▶ _Short problem_:
Look through the records below, count the lines with the word "screenshot", and reply with only the number.

════

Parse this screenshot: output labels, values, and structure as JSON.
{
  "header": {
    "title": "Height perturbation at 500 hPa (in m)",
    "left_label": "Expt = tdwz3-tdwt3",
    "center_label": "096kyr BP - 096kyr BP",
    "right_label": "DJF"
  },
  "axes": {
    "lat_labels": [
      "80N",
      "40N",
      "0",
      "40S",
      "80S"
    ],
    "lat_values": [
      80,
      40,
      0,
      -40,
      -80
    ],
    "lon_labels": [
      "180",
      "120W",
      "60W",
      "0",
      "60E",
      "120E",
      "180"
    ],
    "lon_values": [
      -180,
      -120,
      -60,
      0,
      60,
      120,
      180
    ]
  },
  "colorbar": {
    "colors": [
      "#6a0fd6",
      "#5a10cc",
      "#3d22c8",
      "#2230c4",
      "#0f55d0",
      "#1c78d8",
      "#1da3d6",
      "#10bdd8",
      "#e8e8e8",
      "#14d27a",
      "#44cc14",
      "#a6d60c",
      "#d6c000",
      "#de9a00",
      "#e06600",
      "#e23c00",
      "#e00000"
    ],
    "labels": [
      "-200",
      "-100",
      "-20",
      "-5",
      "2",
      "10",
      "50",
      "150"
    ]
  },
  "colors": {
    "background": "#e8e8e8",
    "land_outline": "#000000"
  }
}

════

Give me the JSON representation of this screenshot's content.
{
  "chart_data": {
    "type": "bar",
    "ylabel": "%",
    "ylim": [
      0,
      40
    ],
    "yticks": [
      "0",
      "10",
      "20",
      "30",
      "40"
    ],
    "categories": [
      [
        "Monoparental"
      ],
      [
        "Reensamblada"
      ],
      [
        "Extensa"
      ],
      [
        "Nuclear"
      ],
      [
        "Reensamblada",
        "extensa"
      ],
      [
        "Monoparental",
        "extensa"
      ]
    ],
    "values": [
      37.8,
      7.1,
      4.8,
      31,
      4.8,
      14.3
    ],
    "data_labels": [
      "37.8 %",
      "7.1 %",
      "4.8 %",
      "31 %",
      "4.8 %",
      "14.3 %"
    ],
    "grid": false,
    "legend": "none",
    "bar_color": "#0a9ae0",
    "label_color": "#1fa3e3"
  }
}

════

▶ _The answer_:
2